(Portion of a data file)
^^^^^^^^^^^^^^^^

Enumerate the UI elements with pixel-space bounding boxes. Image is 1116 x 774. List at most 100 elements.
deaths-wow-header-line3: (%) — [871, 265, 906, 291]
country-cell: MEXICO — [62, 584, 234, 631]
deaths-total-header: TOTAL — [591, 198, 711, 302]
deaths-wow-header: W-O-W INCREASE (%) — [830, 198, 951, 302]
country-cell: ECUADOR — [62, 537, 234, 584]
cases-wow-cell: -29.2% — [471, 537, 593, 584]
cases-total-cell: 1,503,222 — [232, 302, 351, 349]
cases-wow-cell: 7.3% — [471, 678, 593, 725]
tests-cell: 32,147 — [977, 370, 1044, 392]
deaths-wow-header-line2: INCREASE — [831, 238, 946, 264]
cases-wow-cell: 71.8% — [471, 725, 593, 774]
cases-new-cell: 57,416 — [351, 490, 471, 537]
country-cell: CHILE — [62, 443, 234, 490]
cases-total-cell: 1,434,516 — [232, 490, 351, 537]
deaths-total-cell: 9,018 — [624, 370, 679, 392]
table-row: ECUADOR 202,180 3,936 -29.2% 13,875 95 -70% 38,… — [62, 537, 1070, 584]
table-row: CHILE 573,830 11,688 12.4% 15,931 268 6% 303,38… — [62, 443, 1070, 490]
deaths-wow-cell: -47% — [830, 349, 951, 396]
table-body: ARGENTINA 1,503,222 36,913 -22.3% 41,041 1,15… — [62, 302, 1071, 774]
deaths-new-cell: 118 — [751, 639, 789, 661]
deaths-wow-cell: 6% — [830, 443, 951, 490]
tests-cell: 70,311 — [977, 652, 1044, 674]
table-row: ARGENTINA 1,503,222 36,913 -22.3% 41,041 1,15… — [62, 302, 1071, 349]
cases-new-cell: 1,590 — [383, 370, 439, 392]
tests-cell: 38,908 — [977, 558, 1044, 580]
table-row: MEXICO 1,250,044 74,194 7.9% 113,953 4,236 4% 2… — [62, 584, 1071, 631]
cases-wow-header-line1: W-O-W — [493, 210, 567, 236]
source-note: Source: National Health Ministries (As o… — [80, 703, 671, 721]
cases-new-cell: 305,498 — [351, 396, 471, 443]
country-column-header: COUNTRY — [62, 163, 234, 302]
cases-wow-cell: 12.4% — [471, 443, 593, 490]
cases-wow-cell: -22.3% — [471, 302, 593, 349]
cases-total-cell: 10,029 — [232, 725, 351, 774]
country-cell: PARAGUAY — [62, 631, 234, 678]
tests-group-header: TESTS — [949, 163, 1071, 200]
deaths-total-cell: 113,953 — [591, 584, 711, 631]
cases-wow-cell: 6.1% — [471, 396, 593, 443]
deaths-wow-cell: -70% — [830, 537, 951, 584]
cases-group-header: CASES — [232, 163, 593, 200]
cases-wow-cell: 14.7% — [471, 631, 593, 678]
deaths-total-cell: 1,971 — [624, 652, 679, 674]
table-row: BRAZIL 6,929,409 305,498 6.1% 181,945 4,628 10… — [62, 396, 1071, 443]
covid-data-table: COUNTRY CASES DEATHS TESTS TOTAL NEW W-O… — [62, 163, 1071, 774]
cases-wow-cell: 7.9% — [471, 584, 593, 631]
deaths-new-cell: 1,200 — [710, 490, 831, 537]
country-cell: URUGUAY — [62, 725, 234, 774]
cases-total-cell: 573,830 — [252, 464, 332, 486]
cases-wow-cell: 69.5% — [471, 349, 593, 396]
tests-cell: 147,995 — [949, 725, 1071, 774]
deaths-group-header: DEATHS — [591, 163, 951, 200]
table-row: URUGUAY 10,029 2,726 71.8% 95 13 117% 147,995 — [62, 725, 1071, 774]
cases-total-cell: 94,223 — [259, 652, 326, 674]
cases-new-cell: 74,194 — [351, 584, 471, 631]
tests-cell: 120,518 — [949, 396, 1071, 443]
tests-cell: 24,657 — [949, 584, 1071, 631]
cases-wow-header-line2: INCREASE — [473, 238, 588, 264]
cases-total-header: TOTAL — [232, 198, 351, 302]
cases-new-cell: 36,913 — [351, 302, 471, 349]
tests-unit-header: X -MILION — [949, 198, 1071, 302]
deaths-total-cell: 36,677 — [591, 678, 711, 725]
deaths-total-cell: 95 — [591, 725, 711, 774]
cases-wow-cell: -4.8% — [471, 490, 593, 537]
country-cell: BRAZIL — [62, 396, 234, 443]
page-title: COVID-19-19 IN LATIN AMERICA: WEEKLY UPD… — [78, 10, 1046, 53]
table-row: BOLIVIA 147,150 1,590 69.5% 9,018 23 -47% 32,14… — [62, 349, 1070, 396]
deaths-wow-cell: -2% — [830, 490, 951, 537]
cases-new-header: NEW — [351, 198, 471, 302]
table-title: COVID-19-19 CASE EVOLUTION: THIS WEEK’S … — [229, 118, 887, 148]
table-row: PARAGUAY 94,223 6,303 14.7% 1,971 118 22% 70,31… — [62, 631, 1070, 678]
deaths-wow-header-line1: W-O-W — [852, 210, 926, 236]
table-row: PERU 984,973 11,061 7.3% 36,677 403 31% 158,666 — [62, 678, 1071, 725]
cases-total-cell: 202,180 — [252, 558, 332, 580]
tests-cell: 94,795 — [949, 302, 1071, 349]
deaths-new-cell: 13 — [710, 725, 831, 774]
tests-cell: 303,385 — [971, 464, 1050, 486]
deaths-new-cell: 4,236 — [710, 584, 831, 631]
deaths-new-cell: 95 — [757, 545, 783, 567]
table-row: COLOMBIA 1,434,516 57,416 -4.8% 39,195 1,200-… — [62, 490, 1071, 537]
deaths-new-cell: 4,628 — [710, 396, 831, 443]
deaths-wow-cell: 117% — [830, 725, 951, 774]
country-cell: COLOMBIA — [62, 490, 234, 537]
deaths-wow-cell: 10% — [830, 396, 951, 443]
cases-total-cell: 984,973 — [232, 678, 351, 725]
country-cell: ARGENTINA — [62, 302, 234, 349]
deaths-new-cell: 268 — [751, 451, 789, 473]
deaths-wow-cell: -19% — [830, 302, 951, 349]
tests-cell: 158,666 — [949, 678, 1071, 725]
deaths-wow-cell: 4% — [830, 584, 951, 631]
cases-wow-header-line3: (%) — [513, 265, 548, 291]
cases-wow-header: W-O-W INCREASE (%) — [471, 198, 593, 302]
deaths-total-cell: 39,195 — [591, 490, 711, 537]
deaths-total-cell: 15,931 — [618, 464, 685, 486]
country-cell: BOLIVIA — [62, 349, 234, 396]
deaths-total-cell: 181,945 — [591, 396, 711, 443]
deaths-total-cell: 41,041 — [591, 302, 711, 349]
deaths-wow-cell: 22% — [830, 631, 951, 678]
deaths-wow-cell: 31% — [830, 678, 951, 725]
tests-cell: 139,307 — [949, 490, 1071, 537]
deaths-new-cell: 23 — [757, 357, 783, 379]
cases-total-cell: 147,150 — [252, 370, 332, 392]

^^^^^^^^^^^^^^^^

* _TASK GOAL_:
Retype every line of the listing above without changing anything.

* _CORRECT OUTPUT_:
Enumerate the UI elements with pixel-space bounding boxes. Image is 1116 x 774. List at most 100 elements.
deaths-wow-header-line3: (%) — [871, 265, 906, 291]
country-cell: MEXICO — [62, 584, 234, 631]
deaths-total-header: TOTAL — [591, 198, 711, 302]
deaths-wow-header: W-O-W INCREASE (%) — [830, 198, 951, 302]
country-cell: ECUADOR — [62, 537, 234, 584]
cases-wow-cell: -29.2% — [471, 537, 593, 584]
cases-total-cell: 1,503,222 — [232, 302, 351, 349]
cases-wow-cell: 7.3% — [471, 678, 593, 725]
tests-cell: 32,147 — [977, 370, 1044, 392]
deaths-wow-header-line2: INCREASE — [831, 238, 946, 264]
cases-wow-cell: 71.8% — [471, 725, 593, 774]
cases-new-cell: 57,416 — [351, 490, 471, 537]
country-cell: CHILE — [62, 443, 234, 490]
cases-total-cell: 1,434,516 — [232, 490, 351, 537]
deaths-total-cell: 9,018 — [624, 370, 679, 392]
table-row: ECUADOR 202,180 3,936 -29.2% 13,875 95 -70% 38,… — [62, 537, 1070, 584]
table-row: CHILE 573,830 11,688 12.4% 15,931 268 6% 303,38… — [62, 443, 1070, 490]
deaths-wow-cell: -47% — [830, 349, 951, 396]
table-body: ARGENTINA 1,503,222 36,913 -22.3% 41,041 1,15… — [62, 302, 1071, 774]
deaths-new-cell: 118 — [751, 639, 789, 661]
deaths-wow-cell: 6% — [830, 443, 951, 490]
tests-cell: 70,311 — [977, 652, 1044, 674]
table-row: ARGENTINA 1,503,222 36,913 -22.3% 41,041 1,15… — [62, 302, 1071, 349]
cases-new-cell: 1,590 — [383, 370, 439, 392]
tests-cell: 38,908 — [977, 558, 1044, 580]
table-row: MEXICO 1,250,044 74,194 7.9% 113,953 4,236 4% 2… — [62, 584, 1071, 631]
cases-wow-header-line1: W-O-W — [493, 210, 567, 236]
source-note: Source: National Health Ministries (As o… — [80, 703, 671, 721]
cases-new-cell: 305,498 — [351, 396, 471, 443]
country-column-header: COUNTRY — [62, 163, 234, 302]
cases-wow-cell: 12.4% — [471, 443, 593, 490]
cases-wow-cell: -22.3% — [471, 302, 593, 349]
cases-total-cell: 10,029 — [232, 725, 351, 774]
country-cell: PARAGUAY — [62, 631, 234, 678]
tests-group-header: TESTS — [949, 163, 1071, 200]
deaths-total-cell: 113,953 — [591, 584, 711, 631]
cases-wow-cell: 6.1% — [471, 396, 593, 443]
deaths-wow-cell: -70% — [830, 537, 951, 584]
cases-group-header: CASES — [232, 163, 593, 200]
cases-wow-cell: 14.7% — [471, 631, 593, 678]
deaths-total-cell: 1,971 — [624, 652, 679, 674]
table-row: BRAZIL 6,929,409 305,498 6.1% 181,945 4,628 10… — [62, 396, 1071, 443]
covid-data-table: COUNTRY CASES DEATHS TESTS TOTAL NEW W-O… — [62, 163, 1071, 774]
cases-wow-cell: 7.9% — [471, 584, 593, 631]
deaths-new-cell: 1,200 — [710, 490, 831, 537]
country-cell: URUGUAY — [62, 725, 234, 774]
cases-total-cell: 573,830 — [252, 464, 332, 486]
cases-wow-cell: 69.5% — [471, 349, 593, 396]
tests-cell: 147,995 — [949, 725, 1071, 774]
deaths-group-header: DEATHS — [591, 163, 951, 200]
table-row: URUGUAY 10,029 2,726 71.8% 95 13 117% 147,995 — [62, 725, 1071, 774]
cases-total-cell: 94,223 — [259, 652, 326, 674]
cases-new-cell: 74,194 — [351, 584, 471, 631]
tests-cell: 120,518 — [949, 396, 1071, 443]
tests-cell: 24,657 — [949, 584, 1071, 631]
cases-wow-header-line2: INCREASE — [473, 238, 588, 264]
cases-total-header: TOTAL — [232, 198, 351, 302]
cases-new-cell: 36,913 — [351, 302, 471, 349]
tests-unit-header: X -MILION — [949, 198, 1071, 302]
deaths-total-cell: 36,677 — [591, 678, 711, 725]
deaths-total-cell: 95 — [591, 725, 711, 774]
cases-wow-cell: -4.8% — [471, 490, 593, 537]
country-cell: BRAZIL — [62, 396, 234, 443]
page-title: COVID-19-19 IN LATIN AMERICA: WEEKLY UPD… — [78, 10, 1046, 53]
table-row: BOLIVIA 147,150 1,590 69.5% 9,018 23 -47% 32,14… — [62, 349, 1070, 396]
deaths-wow-cell: -2% — [830, 490, 951, 537]
cases-new-header: NEW — [351, 198, 471, 302]
table-title: COVID-19-19 CASE EVOLUTION: THIS WEEK’S … — [229, 118, 887, 148]
table-row: PARAGUAY 94,223 6,303 14.7% 1,971 118 22% 70,31… — [62, 631, 1070, 678]
deaths-wow-header-line1: W-O-W — [852, 210, 926, 236]
table-row: PERU 984,973 11,061 7.3% 36,677 403 31% 158,666 — [62, 678, 1071, 725]
cases-total-cell: 202,180 — [252, 558, 332, 580]
tests-cell: 94,795 — [949, 302, 1071, 349]
deaths-new-cell: 13 — [710, 725, 831, 774]
tests-cell: 303,385 — [971, 464, 1050, 486]
deaths-new-cell: 4,236 — [710, 584, 831, 631]
deaths-new-cell: 95 — [757, 545, 783, 567]
table-row: COLOMBIA 1,434,516 57,416 -4.8% 39,195 1,200-… — [62, 490, 1071, 537]
deaths-new-cell: 4,628 — [710, 396, 831, 443]
deaths-wow-cell: 117% — [830, 725, 951, 774]
country-cell: COLOMBIA — [62, 490, 234, 537]
deaths-wow-cell: 10% — [830, 396, 951, 443]
cases-total-cell: 984,973 — [232, 678, 351, 725]
country-cell: ARGENTINA — [62, 302, 234, 349]
deaths-new-cell: 268 — [751, 451, 789, 473]
deaths-wow-cell: -19% — [830, 302, 951, 349]
tests-cell: 158,666 — [949, 678, 1071, 725]
deaths-wow-cell: 4% — [830, 584, 951, 631]
cases-wow-header-line3: (%) — [513, 265, 548, 291]
cases-wow-header: W-O-W INCREASE (%) — [471, 198, 593, 302]
deaths-total-cell: 39,195 — [591, 490, 711, 537]
deaths-total-cell: 15,931 — [618, 464, 685, 486]
country-cell: BOLIVIA — [62, 349, 234, 396]
deaths-total-cell: 181,945 — [591, 396, 711, 443]
deaths-total-cell: 41,041 — [591, 302, 711, 349]
deaths-wow-cell: 22% — [830, 631, 951, 678]
deaths-wow-cell: 31% — [830, 678, 951, 725]
tests-cell: 139,307 — [949, 490, 1071, 537]
deaths-new-cell: 23 — [757, 357, 783, 379]
cases-total-cell: 147,150 — [252, 370, 332, 392]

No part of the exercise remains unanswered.